## Objective
In the lines below, find how many contain the word "Bureau" and report that figure alone.

Collected data entries:
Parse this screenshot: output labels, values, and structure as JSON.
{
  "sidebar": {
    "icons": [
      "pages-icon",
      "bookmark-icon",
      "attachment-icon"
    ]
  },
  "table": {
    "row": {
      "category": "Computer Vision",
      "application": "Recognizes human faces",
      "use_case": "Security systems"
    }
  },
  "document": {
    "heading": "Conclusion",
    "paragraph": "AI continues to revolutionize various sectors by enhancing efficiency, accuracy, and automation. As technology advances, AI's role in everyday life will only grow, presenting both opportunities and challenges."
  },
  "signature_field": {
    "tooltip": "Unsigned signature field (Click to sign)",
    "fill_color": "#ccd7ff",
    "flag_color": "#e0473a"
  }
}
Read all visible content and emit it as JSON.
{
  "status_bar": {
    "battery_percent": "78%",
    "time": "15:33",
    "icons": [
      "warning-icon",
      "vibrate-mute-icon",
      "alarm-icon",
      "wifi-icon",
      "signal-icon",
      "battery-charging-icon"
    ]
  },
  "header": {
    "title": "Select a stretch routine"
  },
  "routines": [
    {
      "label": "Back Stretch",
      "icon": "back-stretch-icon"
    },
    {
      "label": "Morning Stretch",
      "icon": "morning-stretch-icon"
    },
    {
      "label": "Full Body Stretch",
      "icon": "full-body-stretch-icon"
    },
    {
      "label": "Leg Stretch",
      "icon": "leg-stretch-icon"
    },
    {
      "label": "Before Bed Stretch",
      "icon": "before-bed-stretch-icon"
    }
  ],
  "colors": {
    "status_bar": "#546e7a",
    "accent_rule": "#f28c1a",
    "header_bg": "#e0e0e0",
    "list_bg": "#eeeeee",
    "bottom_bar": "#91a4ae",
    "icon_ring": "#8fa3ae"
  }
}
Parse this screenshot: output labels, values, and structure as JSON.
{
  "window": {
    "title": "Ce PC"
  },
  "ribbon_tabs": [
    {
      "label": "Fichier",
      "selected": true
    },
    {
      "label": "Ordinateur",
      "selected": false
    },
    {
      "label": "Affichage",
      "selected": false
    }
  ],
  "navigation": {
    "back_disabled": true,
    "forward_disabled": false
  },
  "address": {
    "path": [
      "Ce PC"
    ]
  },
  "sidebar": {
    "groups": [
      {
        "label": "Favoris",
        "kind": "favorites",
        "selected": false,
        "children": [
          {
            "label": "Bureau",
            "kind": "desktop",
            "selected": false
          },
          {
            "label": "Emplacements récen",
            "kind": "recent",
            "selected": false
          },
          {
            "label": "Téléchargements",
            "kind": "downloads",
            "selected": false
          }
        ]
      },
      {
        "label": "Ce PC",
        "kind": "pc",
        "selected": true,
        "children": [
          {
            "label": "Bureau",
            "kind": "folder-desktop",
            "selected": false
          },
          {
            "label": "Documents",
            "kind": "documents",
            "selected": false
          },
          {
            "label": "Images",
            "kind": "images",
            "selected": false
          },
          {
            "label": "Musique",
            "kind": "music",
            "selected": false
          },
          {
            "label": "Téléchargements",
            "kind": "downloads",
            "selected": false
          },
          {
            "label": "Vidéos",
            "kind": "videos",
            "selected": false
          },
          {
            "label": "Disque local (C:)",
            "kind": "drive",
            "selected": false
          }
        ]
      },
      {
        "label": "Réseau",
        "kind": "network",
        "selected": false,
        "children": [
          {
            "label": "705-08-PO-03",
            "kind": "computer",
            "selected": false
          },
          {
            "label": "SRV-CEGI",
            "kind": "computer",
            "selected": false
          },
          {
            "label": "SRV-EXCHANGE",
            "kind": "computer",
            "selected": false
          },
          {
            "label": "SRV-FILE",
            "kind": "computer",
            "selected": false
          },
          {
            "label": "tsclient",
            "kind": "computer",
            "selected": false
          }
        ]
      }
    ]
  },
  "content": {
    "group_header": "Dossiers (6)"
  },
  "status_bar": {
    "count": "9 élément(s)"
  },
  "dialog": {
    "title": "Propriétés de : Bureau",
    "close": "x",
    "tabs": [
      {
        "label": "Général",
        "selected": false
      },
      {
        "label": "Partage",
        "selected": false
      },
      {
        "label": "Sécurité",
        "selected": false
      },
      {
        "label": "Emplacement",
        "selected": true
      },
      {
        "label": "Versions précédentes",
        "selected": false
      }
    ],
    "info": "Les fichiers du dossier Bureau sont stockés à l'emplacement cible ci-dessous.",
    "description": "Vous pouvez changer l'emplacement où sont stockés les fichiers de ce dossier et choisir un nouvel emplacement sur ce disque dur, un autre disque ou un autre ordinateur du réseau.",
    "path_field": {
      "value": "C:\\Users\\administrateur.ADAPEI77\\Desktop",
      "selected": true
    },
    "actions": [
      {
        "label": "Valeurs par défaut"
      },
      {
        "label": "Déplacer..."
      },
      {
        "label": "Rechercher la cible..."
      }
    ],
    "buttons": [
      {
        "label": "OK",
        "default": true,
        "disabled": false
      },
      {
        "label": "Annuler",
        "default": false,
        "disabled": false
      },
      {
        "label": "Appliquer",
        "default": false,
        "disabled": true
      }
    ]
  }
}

## Exercise output
4